Content starts

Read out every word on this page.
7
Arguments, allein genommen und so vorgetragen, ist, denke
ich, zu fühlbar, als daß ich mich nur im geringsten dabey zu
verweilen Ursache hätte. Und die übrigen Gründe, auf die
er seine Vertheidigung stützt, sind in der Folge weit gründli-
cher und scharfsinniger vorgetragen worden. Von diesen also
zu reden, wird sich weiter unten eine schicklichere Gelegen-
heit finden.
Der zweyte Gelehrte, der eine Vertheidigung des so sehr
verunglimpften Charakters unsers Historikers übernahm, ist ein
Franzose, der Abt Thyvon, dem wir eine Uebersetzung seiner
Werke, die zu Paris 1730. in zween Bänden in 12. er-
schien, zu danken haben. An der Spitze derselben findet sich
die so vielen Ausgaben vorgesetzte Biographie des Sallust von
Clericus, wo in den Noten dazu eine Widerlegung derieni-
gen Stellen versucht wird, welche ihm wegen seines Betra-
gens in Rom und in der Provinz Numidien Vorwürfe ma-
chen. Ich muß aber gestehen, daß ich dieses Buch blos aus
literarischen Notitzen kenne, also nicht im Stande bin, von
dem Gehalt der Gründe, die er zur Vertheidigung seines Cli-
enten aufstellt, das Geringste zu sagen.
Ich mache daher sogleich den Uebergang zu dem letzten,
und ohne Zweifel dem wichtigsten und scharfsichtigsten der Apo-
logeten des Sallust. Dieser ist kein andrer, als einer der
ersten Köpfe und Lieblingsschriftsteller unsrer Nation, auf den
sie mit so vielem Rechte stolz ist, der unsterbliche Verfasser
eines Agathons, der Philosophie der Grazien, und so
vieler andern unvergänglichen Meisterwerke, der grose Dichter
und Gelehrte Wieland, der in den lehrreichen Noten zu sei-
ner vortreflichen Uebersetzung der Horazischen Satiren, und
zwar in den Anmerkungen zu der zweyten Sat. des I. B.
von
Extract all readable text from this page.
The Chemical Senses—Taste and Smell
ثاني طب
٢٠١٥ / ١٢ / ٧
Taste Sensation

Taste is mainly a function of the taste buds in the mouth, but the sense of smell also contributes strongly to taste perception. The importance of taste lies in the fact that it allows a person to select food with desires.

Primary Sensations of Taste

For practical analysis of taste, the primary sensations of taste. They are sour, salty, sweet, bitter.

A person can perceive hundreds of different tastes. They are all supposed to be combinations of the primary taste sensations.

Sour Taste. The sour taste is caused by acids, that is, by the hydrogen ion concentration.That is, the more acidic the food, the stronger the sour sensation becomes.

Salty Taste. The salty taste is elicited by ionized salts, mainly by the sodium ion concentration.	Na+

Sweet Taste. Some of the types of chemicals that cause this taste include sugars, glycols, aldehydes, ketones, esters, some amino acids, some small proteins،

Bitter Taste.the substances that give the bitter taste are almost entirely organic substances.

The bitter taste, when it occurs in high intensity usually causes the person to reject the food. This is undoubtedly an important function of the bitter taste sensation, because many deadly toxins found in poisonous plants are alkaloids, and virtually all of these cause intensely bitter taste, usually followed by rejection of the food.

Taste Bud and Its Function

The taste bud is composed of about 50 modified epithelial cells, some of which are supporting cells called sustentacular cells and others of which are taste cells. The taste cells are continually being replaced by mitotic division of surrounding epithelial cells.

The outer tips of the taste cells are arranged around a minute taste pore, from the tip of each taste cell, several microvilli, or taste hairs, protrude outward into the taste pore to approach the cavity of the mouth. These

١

Content ends

TASK GOAL
Lines from the entries that contain the string "salty" are what must be copied.

ANSWER AREA
For practical analysis of taste, the primary sensations of taste. They are sour, salty, sweet, bitter.
Salty Taste. The salty taste is elicited by ionized salts, mainly by the sodium ion concentration.	Na+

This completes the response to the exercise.